## Task prompt:
Please reproduce all of the data exactly as it appears, but skip the pictures.

## Excerpted records:

----

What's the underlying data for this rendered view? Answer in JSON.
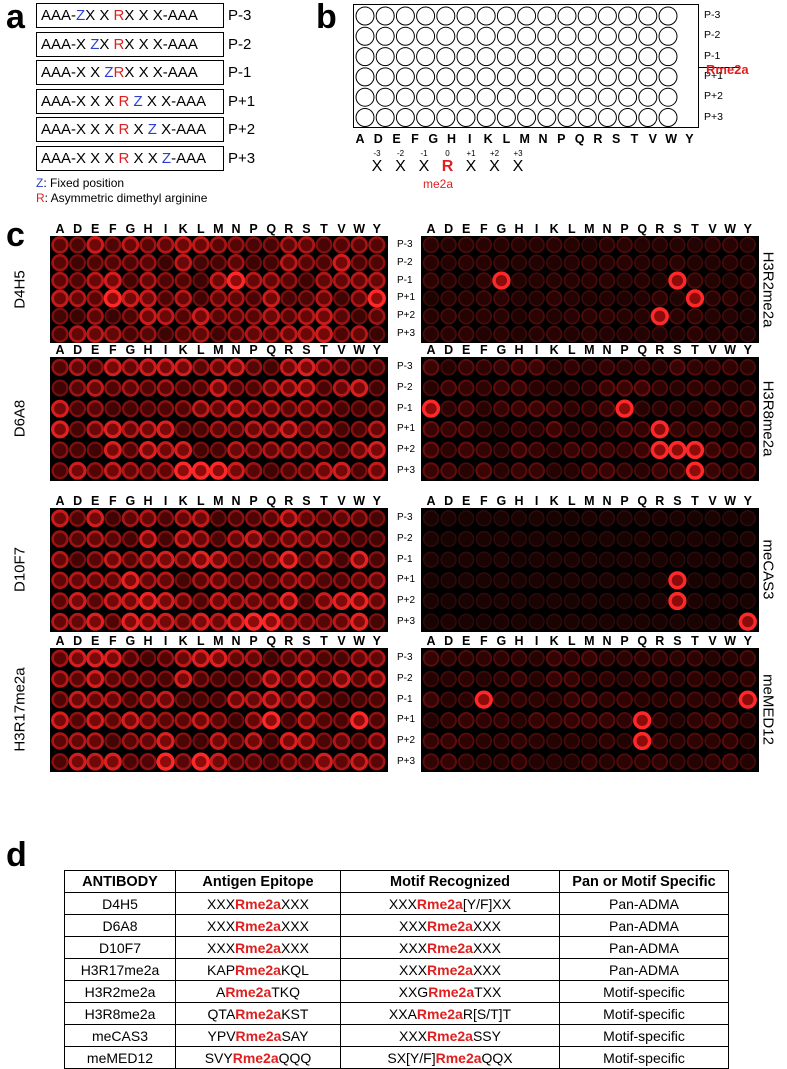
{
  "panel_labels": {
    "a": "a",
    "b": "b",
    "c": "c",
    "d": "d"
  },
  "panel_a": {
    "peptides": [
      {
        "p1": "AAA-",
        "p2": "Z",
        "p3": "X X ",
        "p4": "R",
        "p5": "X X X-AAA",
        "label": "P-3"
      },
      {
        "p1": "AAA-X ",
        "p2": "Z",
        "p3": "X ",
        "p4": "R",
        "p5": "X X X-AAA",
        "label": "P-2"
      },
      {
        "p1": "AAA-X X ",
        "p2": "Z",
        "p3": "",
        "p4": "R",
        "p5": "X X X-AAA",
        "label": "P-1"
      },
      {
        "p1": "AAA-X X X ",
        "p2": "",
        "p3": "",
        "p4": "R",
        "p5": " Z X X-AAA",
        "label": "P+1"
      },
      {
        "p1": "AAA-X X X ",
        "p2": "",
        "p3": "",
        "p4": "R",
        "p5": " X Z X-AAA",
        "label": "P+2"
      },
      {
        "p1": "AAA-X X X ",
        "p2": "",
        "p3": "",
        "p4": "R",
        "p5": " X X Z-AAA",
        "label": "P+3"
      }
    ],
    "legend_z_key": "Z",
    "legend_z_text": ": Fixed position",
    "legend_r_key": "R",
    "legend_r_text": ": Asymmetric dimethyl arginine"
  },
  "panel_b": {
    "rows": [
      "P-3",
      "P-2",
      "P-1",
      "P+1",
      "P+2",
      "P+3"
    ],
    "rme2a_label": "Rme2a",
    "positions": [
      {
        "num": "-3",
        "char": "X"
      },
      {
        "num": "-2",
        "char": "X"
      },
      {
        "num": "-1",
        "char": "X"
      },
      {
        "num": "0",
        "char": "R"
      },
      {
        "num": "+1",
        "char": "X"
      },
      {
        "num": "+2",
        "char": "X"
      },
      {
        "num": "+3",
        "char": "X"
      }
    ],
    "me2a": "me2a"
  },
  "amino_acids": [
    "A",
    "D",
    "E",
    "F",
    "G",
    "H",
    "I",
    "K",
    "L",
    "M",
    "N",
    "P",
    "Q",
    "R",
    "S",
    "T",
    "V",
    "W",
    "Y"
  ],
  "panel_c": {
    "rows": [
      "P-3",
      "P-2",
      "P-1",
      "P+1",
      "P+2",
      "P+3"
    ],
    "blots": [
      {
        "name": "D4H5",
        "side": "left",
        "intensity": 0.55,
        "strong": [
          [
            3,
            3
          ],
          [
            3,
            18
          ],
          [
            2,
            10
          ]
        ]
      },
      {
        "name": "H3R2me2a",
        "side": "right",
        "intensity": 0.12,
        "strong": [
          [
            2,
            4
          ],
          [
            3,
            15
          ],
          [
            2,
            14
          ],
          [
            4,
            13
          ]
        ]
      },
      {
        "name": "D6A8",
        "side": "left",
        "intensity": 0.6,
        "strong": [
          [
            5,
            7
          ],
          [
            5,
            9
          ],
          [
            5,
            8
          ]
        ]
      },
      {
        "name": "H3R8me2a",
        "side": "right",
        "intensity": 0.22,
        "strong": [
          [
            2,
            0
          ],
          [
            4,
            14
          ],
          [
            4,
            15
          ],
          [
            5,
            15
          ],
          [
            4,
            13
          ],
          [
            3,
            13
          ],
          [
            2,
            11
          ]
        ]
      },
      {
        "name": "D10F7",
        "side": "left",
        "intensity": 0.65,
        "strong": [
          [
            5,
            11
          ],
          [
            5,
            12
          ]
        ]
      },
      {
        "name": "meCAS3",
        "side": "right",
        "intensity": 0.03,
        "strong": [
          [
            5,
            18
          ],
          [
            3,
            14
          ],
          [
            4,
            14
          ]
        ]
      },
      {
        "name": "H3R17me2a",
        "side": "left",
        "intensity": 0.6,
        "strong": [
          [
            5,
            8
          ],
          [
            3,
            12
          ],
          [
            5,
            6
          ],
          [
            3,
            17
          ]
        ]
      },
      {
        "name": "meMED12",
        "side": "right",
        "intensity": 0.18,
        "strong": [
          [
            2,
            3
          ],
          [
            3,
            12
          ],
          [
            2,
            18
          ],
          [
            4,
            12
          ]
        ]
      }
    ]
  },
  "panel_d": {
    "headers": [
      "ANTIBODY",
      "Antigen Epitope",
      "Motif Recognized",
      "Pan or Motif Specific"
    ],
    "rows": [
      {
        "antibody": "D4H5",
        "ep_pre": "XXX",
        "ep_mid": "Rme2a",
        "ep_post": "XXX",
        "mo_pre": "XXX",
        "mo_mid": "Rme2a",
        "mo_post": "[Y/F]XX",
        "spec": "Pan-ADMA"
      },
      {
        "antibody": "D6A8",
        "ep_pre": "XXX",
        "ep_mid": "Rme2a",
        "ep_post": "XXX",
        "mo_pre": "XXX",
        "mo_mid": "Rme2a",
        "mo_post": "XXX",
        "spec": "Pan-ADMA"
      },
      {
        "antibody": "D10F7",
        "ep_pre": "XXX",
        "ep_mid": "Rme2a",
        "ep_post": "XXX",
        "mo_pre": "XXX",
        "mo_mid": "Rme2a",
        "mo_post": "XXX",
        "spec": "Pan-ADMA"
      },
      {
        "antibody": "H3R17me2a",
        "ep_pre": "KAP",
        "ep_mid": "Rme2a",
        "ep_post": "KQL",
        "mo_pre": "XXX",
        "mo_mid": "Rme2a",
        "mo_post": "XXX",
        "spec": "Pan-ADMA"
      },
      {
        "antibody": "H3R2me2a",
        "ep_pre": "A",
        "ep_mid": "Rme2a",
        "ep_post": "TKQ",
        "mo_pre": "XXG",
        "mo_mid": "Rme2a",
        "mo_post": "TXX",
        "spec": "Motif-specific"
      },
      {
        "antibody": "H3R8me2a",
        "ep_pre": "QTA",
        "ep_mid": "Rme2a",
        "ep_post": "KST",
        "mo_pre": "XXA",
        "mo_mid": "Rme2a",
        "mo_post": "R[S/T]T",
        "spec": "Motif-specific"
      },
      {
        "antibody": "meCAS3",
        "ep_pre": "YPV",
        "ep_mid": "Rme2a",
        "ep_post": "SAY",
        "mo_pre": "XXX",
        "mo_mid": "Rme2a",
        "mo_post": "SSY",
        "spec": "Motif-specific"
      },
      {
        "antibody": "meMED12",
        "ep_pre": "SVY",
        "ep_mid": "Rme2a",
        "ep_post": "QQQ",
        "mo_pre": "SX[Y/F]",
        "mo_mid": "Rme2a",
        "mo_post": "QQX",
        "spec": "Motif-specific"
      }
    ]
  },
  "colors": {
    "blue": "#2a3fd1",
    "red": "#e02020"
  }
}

----

## Exercise answer:
What's the underlying data for this rendered view? Answer in JSON.
{
  "panel_labels": {
    "a": "a",
    "b": "b",
    "c": "c",
    "d": "d"
  },
  "panel_a": {
    "peptides": [
      {
        "p1": "AAA-",
        "p2": "Z",
        "p3": "X X ",
        "p4": "R",
        "p5": "X X X-AAA",
        "label": "P-3"
      },
      {
        "p1": "AAA-X ",
        "p2": "Z",
        "p3": "X ",
        "p4": "R",
        "p5": "X X X-AAA",
        "label": "P-2"
      },
      {
        "p1": "AAA-X X ",
        "p2": "Z",
        "p3": "",
        "p4": "R",
        "p5": "X X X-AAA",
        "label": "P-1"
      },
      {
        "p1": "AAA-X X X ",
        "p2": "",
        "p3": "",
        "p4": "R",
        "p5": " Z X X-AAA",
        "label": "P+1"
      },
      {
        "p1": "AAA-X X X ",
        "p2": "",
        "p3": "",
        "p4": "R",
        "p5": " X Z X-AAA",
        "label": "P+2"
      },
      {
        "p1": "AAA-X X X ",
        "p2": "",
        "p3": "",
        "p4": "R",
        "p5": " X X Z-AAA",
        "label": "P+3"
      }
    ],
    "legend_z_key": "Z",
    "legend_z_text": ": Fixed position",
    "legend_r_key": "R",
    "legend_r_text": ": Asymmetric dimethyl arginine"
  },
  "panel_b": {
    "rows": [
      "P-3",
      "P-2",
      "P-1",
      "P+1",
      "P+2",
      "P+3"
    ],
    "rme2a_label": "Rme2a",
    "positions": [
      {
        "num": "-3",
        "char": "X"
      },
      {
        "num": "-2",
        "char": "X"
      },
      {
        "num": "-1",
        "char": "X"
      },
      {
        "num": "0",
        "char": "R"
      },
      {
        "num": "+1",
        "char": "X"
      },
      {
        "num": "+2",
        "char": "X"
      },
      {
        "num": "+3",
        "char": "X"
      }
    ],
    "me2a": "me2a"
  },
  "amino_acids": [
    "A",
    "D",
    "E",
    "F",
    "G",
    "H",
    "I",
    "K",
    "L",
    "M",
    "N",
    "P",
    "Q",
    "R",
    "S",
    "T",
    "V",
    "W",
    "Y"
  ],
  "panel_c": {
    "rows": [
      "P-3",
      "P-2",
      "P-1",
      "P+1",
      "P+2",
      "P+3"
    ],
    "blots": [
      {
        "name": "D4H5",
        "side": "left",
        "intensity": 0.55,
        "strong": [
          [
            3,
            3
          ],
          [
            3,
            18
          ],
          [
            2,
            10
          ]
        ]
      },
      {
        "name": "H3R2me2a",
        "side": "right",
        "intensity": 0.12,
        "strong": [
          [
            2,
            4
          ],
          [
            3,
            15
          ],
          [
            2,
            14
          ],
          [
            4,
            13
          ]
        ]
      },
      {
        "name": "D6A8",
        "side": "left",
        "intensity": 0.6,
        "strong": [
          [
            5,
            7
          ],
          [
            5,
            9
          ],
          [
            5,
            8
          ]
        ]
      },
      {
        "name": "H3R8me2a",
        "side": "right",
        "intensity": 0.22,
        "strong": [
          [
            2,
            0
          ],
          [
            4,
            14
          ],
          [
            4,
            15
          ],
          [
            5,
            15
          ],
          [
            4,
            13
          ],
          [
            3,
            13
          ],
          [
            2,
            11
          ]
        ]
      },
      {
        "name": "D10F7",
        "side": "left",
        "intensity": 0.65,
        "strong": [
          [
            5,
            11
          ],
          [
            5,
            12
          ]
        ]
      },
      {
        "name": "meCAS3",
        "side": "right",
        "intensity": 0.03,
        "strong": [
          [
            5,
            18
          ],
          [
            3,
            14
          ],
          [
            4,
            14
          ]
        ]
      },
      {
        "name": "H3R17me2a",
        "side": "left",
        "intensity": 0.6,
        "strong": [
          [
            5,
            8
          ],
          [
            3,
            12
          ],
          [
            5,
            6
          ],
          [
            3,
            17
          ]
        ]
      },
      {
        "name": "meMED12",
        "side": "right",
        "intensity": 0.18,
        "strong": [
          [
            2,
            3
          ],
          [
            3,
            12
          ],
          [
            2,
            18
          ],
          [
            4,
            12
          ]
        ]
      }
    ]
  },
  "panel_d": {
    "headers": [
      "ANTIBODY",
      "Antigen Epitope",
      "Motif Recognized",
      "Pan or Motif Specific"
    ],
    "rows": [
      {
        "antibody": "D4H5",
        "ep_pre": "XXX",
        "ep_mid": "Rme2a",
        "ep_post": "XXX",
        "mo_pre": "XXX",
        "mo_mid": "Rme2a",
        "mo_post": "[Y/F]XX",
        "spec": "Pan-ADMA"
      },
      {
        "antibody": "D6A8",
        "ep_pre": "XXX",
        "ep_mid": "Rme2a",
        "ep_post": "XXX",
        "mo_pre": "XXX",
        "mo_mid": "Rme2a",
        "mo_post": "XXX",
        "spec": "Pan-ADMA"
      },
      {
        "antibody": "D10F7",
        "ep_pre": "XXX",
        "ep_mid": "Rme2a",
        "ep_post": "XXX",
        "mo_pre": "XXX",
        "mo_mid": "Rme2a",
        "mo_post": "XXX",
        "spec": "Pan-ADMA"
      },
      {
        "antibody": "H3R17me2a",
        "ep_pre": "KAP",
        "ep_mid": "Rme2a",
        "ep_post": "KQL",
        "mo_pre": "XXX",
        "mo_mid": "Rme2a",
        "mo_post": "XXX",
        "spec": "Pan-ADMA"
      },
      {
        "antibody": "H3R2me2a",
        "ep_pre": "A",
        "ep_mid": "Rme2a",
        "ep_post": "TKQ",
        "mo_pre": "XXG",
        "mo_mid": "Rme2a",
        "mo_post": "TXX",
        "spec": "Motif-specific"
      },
      {
        "antibody": "H3R8me2a",
        "ep_pre": "QTA",
        "ep_mid": "Rme2a",
        "ep_post": "KST",
        "mo_pre": "XXA",
        "mo_mid": "Rme2a",
        "mo_post": "R[S/T]T",
        "spec": "Motif-specific"
      },
      {
        "antibody": "meCAS3",
        "ep_pre": "YPV",
        "ep_mid": "Rme2a",
        "ep_post": "SAY",
        "mo_pre": "XXX",
        "mo_mid": "Rme2a",
        "mo_post": "SSY",
        "spec": "Motif-specific"
      },
      {
        "antibody": "meMED12",
        "ep_pre": "SVY",
        "ep_mid": "Rme2a",
        "ep_post": "QQQ",
        "mo_pre": "SX[Y/F]",
        "mo_mid": "Rme2a",
        "mo_post": "QQX",
        "spec": "Motif-specific"
      }
    ]
  },
  "colors": {
    "blue": "#2a3fd1",
    "red": "#e02020"
  }
}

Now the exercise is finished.